DOCUMENT TEXT —
▽
The recommendations in this section are not targeted toward a particular version control system, and should be implementable in any of them. Consult your specific system's documentation for details.

Version everything

Keep not only your project's source code under version control, but also its web pages, documentation, FAQ, design notes, and anything else that people might want to edit. Keep them right with the source code, in the same repository tree. Any piece of information worth writing down is worth versioning—that is, any piece of information that could change. Things that don't change should be archived, not versioned. For example, an email, once posted, does not change; therefore, versioning it wouldn't make sense (unless it becomes part of some larger, evolving document).

The reason to version everything together in one place is so that people only have to learn one mechanism for submitting changes. Often a contributor will start out making edits to the web pages or documentation, and move to small code contributions later, for example. When the project uses the same system for all kinds of submissions, people only have to learn the ropes once. Versioning everything together also means that new features can be committed together with their documentation updates, that branching the code will branch the documentation too, etc.
△
WRITTEN EXERCISE A — Using the version-control passage, decide whether each statement agrees with it: (i) the recommendations are meant for one particular version control system; (ii) a posted email should be versioned rather than archived; (iii) versioning everything together means branching the code also branches the documentation. Answer yes or no for each, quoting the deciding words.

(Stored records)
▽
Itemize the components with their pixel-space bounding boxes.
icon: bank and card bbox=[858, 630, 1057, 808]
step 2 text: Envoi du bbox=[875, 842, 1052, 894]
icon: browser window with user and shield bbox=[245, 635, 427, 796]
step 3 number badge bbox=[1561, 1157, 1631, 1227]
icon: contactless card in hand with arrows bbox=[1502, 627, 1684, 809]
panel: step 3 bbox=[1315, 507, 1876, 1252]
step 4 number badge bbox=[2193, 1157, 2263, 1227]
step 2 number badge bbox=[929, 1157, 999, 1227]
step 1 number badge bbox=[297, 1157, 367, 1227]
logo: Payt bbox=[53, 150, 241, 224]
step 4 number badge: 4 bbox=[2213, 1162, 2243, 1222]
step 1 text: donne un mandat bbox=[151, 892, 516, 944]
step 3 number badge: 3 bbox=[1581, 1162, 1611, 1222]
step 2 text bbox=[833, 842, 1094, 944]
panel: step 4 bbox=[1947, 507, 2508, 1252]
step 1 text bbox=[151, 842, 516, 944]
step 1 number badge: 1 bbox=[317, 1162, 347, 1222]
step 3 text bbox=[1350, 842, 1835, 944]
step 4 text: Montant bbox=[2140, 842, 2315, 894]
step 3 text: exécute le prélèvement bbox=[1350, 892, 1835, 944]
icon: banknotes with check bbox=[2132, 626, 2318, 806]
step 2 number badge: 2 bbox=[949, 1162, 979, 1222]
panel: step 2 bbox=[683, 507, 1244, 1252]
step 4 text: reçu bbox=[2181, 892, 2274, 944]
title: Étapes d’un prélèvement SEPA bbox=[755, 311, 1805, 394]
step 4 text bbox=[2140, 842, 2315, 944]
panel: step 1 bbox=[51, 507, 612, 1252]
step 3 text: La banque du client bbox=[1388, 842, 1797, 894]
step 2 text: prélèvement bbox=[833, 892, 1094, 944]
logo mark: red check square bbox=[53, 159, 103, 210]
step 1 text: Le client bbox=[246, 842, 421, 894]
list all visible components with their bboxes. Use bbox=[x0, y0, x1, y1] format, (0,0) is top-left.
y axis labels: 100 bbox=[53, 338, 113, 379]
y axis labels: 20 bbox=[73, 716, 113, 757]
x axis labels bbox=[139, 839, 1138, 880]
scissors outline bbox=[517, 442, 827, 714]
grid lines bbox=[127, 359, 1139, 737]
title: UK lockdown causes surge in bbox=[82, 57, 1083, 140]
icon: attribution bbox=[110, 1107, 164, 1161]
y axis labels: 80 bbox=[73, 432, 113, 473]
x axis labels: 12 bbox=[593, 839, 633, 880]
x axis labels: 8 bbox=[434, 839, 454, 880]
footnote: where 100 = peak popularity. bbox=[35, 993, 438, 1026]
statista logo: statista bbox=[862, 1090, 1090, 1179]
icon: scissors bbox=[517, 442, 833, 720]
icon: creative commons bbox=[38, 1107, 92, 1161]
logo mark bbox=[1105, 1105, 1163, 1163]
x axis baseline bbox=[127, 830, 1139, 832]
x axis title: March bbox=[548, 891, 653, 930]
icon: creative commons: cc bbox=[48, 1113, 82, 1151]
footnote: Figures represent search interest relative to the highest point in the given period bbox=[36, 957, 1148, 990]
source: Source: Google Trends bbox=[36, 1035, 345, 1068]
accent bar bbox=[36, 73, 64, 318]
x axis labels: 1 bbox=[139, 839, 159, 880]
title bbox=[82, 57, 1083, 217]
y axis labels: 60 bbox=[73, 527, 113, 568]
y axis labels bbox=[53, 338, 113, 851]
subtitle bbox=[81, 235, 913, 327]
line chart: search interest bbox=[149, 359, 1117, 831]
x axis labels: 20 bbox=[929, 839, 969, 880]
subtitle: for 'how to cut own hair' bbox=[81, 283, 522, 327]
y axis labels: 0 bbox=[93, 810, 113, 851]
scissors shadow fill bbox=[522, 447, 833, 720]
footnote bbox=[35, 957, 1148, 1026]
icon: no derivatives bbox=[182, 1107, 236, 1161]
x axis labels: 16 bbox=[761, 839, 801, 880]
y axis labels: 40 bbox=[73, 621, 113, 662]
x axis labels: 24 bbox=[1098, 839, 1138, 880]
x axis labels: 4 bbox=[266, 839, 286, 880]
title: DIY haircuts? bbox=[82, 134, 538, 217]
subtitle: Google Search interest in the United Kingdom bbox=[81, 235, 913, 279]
△
WRITTEN EXERCISE B — Please copy the stored rows word for word, beginning with the first row and stopping after the row that contains "panel: step 1 bbox=[51, 507, 612, 1252]".

FINAL ANSWER A —
(i) No: "The recommendations in this section are not targeted toward a particular version control system"
(ii) No: "an email, once posted, does not change; therefore, versioning it wouldn't make sense"
(iii) Yes: "branching the code will branch the documentation too"

FINAL ANSWER B —
Itemize the components with their pixel-space bounding boxes.
icon: bank and card bbox=[858, 630, 1057, 808]
step 2 text: Envoi du bbox=[875, 842, 1052, 894]
icon: browser window with user and shield bbox=[245, 635, 427, 796]
step 3 number badge bbox=[1561, 1157, 1631, 1227]
icon: contactless card in hand with arrows bbox=[1502, 627, 1684, 809]
panel: step 3 bbox=[1315, 507, 1876, 1252]
step 4 number badge bbox=[2193, 1157, 2263, 1227]
step 2 number badge bbox=[929, 1157, 999, 1227]
step 1 number badge bbox=[297, 1157, 367, 1227]
logo: Payt bbox=[53, 150, 241, 224]
step 4 number badge: 4 bbox=[2213, 1162, 2243, 1222]
step 1 text: donne un mandat bbox=[151, 892, 516, 944]
step 3 number badge: 3 bbox=[1581, 1162, 1611, 1222]
step 2 text bbox=[833, 842, 1094, 944]
panel: step 4 bbox=[1947, 507, 2508, 1252]
step 1 text bbox=[151, 842, 516, 944]
step 1 number badge: 1 bbox=[317, 1162, 347, 1222]
step 3 text bbox=[1350, 842, 1835, 944]
step 4 text: Montant bbox=[2140, 842, 2315, 894]
step 3 text: exécute le prélèvement bbox=[1350, 892, 1835, 944]
icon: banknotes with check bbox=[2132, 626, 2318, 806]
step 2 number badge: 2 bbox=[949, 1162, 979, 1222]
panel: step 2 bbox=[683, 507, 1244, 1252]
step 4 text: reçu bbox=[2181, 892, 2274, 944]
title: Étapes d’un prélèvement SEPA bbox=[755, 311, 1805, 394]
step 4 text bbox=[2140, 842, 2315, 944]
panel: step 1 bbox=[51, 507, 612, 1252]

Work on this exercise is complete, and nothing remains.